Add the missing features and syntactic sugar that were

needed to make the targetspacetest.cc test case pass.

[[Imported from SVN: r8041]]

dune/gfe/rigidbodymotion.hh

@@ -6,39 +6,52 @@
 #include <dune/gfe/realtuple.hh>
 #include "rotation.hh"
 
-/** \brief A rigid-body motion in R^d, i.e., a member of SE(d) */
-template <int dim, class T=double>
+/** \brief A rigid-body motion in R^N, i.e., a member of SE(N) */
+template <int N, class T=double>
 struct RigidBodyMotion
 {
-private:
+public:
     
     /** \brief Dimension of manifold */
-    static const int dimension = dim + Rotation<dim,T>::TangentVector::dimension;
+    static const int dim = N + Rotation<N,T>::dim;
     
     /** \brief Dimension of the embedding space */
-    static const int embeddedDimension = dim + Rotation<dim,T>::EmbeddedTangentVector::dimension;
-    
-public:
+    static const int embeddedDim = N + Rotation<N,T>::embeddedDim;
     
     /** \brief Type of an infinitesimal rigid body motion */
-    typedef Dune::FieldVector<T, dimension> TangentVector;
+    typedef Dune::FieldVector<T, dim> TangentVector;
 
     /** \brief Type of an infinitesimal rigid body motion */
-    typedef Dune::FieldVector<T, embeddedDimension> EmbeddedTangentVector;
+    typedef Dune::FieldVector<T, embeddedDim> EmbeddedTangentVector;
 
     /** \brief The type used for coordinates */
     typedef T ctype;
     
+    /** \brief The type used for global coordinates */
+    typedef Dune::FieldVector<T,embeddedDim> CoordinateType;
+
     /** \brief Default constructor */
     RigidBodyMotion()

-*-

→ TASKS
1. Shorten the commit page's opening paragraph, the one beginning "Add the missing features", into a single brief sentence that keeps its main facts.
2. Extend the commit page's diff of the rigid-body motion header past its final line, the `RigidBodyMotion()` default constructor.

[Source data]
-*-

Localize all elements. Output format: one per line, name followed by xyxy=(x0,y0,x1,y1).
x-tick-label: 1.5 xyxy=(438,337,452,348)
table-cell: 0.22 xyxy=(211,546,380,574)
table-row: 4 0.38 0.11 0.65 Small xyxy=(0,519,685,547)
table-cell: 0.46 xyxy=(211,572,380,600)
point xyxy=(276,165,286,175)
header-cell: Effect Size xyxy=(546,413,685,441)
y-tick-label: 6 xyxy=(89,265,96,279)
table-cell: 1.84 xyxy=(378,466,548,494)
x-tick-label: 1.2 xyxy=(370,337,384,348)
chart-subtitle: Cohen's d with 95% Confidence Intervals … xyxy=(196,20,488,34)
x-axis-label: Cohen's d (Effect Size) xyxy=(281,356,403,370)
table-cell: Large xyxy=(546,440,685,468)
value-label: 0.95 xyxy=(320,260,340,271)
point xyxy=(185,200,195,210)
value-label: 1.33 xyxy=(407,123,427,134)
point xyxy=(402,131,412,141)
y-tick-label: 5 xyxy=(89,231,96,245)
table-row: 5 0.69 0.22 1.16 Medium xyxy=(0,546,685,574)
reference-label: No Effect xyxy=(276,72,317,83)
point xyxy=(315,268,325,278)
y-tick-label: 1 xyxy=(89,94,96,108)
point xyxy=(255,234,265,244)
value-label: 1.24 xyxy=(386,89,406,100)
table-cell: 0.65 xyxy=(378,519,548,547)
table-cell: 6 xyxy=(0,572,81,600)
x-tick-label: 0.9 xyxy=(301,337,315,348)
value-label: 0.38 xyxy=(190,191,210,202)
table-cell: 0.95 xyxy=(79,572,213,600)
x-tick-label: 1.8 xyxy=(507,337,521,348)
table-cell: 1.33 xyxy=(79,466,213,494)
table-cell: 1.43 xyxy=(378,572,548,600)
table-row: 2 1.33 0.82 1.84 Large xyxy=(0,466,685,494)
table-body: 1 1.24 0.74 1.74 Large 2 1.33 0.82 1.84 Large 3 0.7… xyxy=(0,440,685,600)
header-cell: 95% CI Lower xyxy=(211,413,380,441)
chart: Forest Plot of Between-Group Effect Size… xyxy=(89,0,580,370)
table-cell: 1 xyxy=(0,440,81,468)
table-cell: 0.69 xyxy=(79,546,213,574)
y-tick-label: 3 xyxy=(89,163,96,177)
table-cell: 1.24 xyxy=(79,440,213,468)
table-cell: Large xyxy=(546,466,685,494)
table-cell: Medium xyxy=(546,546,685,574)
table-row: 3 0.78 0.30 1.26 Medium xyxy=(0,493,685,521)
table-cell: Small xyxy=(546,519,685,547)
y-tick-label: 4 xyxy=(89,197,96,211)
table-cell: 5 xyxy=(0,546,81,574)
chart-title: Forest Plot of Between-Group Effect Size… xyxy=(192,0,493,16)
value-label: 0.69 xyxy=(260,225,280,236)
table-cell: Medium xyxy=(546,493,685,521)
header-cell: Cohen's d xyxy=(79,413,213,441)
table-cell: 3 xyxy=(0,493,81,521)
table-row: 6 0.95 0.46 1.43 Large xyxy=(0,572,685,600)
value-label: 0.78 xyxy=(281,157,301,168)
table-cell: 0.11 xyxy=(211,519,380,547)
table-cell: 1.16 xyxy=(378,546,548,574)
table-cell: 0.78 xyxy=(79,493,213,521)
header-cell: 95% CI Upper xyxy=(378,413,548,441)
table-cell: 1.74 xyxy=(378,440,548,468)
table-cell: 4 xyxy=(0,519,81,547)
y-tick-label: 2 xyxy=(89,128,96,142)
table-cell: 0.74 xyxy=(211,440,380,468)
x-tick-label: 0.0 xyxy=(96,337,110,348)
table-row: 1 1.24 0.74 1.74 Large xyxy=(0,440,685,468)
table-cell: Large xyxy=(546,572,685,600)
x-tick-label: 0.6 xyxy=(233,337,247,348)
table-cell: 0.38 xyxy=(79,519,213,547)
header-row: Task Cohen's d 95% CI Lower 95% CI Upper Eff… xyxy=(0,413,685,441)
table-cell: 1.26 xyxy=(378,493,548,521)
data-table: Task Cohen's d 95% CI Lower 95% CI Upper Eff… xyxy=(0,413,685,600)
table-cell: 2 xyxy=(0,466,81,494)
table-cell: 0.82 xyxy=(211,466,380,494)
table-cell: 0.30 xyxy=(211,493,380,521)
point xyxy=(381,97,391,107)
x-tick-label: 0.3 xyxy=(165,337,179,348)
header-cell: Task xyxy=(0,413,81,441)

-*-

→ OUTPUTS IN ORDER
1. Added the missing features and syntactic sugar required for the targetspacetest.cc test case to pass.

2.
     {}
     
     /** \brief Constructor from a translation and a rotation */
-    RigidBodyMotion(const Dune::FieldVector<ctype, dim>& translation,
-                    const Rotation<dim,ctype>& rotation)
+    RigidBodyMotion(const Dune::FieldVector<ctype, N>& translation,
+                    const Rotation<N,ctype>& rotation)
     : r(translation), q(rotation)
     {}
 
+    RigidBodyMotion(const CoordinateType& globalCoordinates)
+    {
+        for (int i=0; i<N; i++)
+            r[i] = globalCoordinates[i];
+        
+        for (int i=N; i<embeddedDim; i++)
+            q[i-N] = globalCoordinates[i];
+        
+        // Turn this into a unit quaternion if it isn't already
+        q.normalize();
+    }
+    
     /** \brief The exponential map from a given point $p \in SE(d)$. 
      
      Why the template parameter?  Well, it should work with both TangentVector and EmbeddedTangentVector.
@@ -46,87 +59,88 @@ public:
      and then the compiler complains about having two methods with the same signature.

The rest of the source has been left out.